[YOUR GOAL]
Exclude the pictures and retype the entries as written.

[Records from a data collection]
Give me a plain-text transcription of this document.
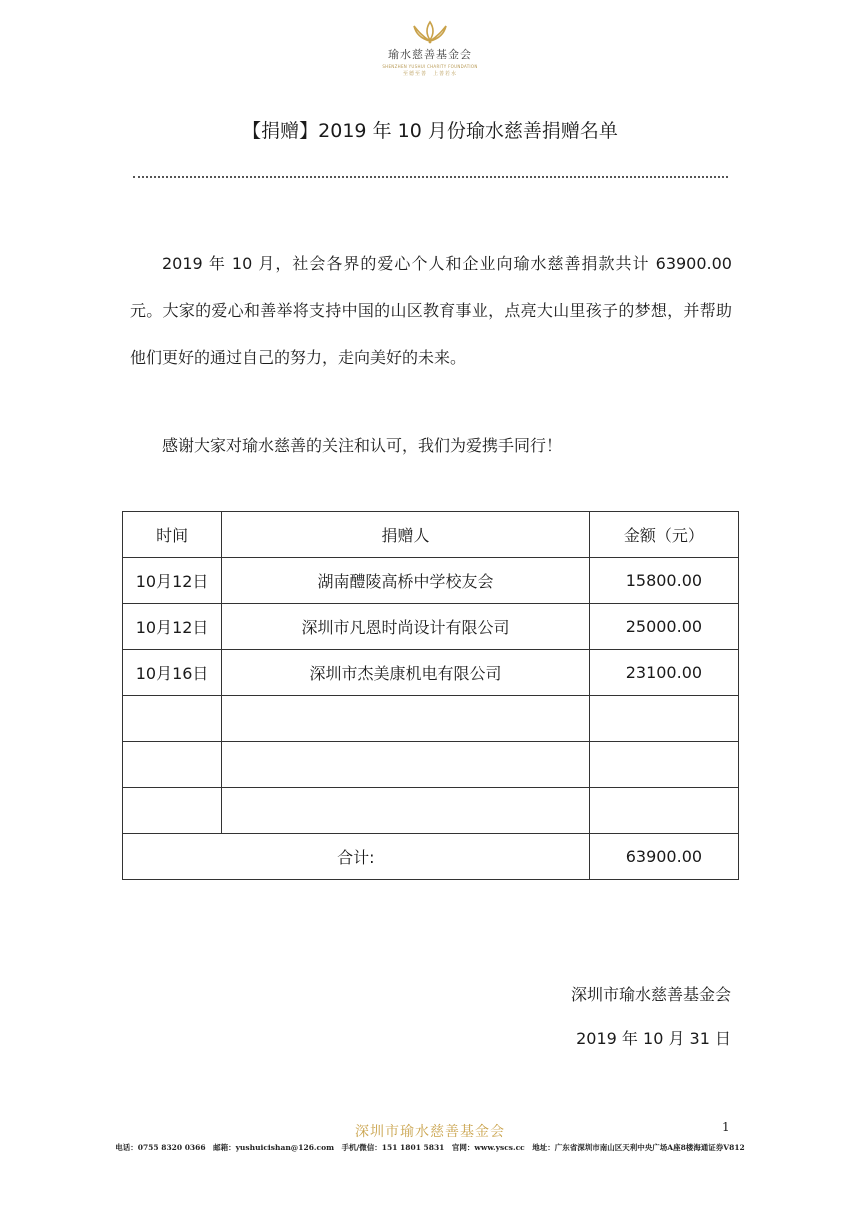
瑜水慈善基金会
SHENZHEN YUSHUI CHARITY FOUNDATION
至德至善　上善若水
【捐赠】2019 年 10 月份瑜水慈善捐赠名单

2019 年 10 月，社会各界的爱心个人和企业向瑜水慈善捐款共计 63900.00 元。大家的爱心和善举将支持中国的山区教育事业，点亮大山里孩子的梦想，并帮助他们更好的通过自己的努力，走向美好的未来。

感谢大家对瑜水慈善的关注和认可，我们为爱携手同行！

时间	捐赠人	金额（元）
10月12日	湖南醴陵高桥中学校友会	15800.00
10月12日	深圳市凡恩时尚设计有限公司	25000.00
10月16日	深圳市杰美康机电有限公司	23100.00

合计:		63900.00
深圳市瑜水慈善基金会
2019 年 10 月 31 日
深圳市瑜水慈善基金会	1
电话：0755 8320 0366　邮箱：yushuicishan@126.com　手机/微信：151 1801 5831　官网：www.yscs.cc　地址：广东省深圳市南山区天利中央广场A座8楼海通证券V812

[EXERCISE RESPONSE]
Give me a plain-text transcription of this document.
瑜水慈善基金会
SHENZHEN YUSHUI CHARITY FOUNDATION
至德至善　上善若水
【捐赠】2019 年 10 月份瑜水慈善捐赠名单

2019 年 10 月，社会各界的爱心个人和企业向瑜水慈善捐款共计 63900.00 元。大家的爱心和善举将支持中国的山区教育事业，点亮大山里孩子的梦想，并帮助他们更好的通过自己的努力，走向美好的未来。

感谢大家对瑜水慈善的关注和认可，我们为爱携手同行！

时间	捐赠人	金额（元）
10月12日	湖南醴陵高桥中学校友会	15800.00
10月12日	深圳市凡恩时尚设计有限公司	25000.00
10月16日	深圳市杰美康机电有限公司	23100.00

合计:		63900.00
深圳市瑜水慈善基金会
2019 年 10 月 31 日
深圳市瑜水慈善基金会	1
电话：0755 8320 0366　邮箱：yushuicishan@126.com　手机/微信：151 1801 5831　官网：www.yscs.cc　地址：广东省深圳市南山区天利中央广场A座8楼海通证券V812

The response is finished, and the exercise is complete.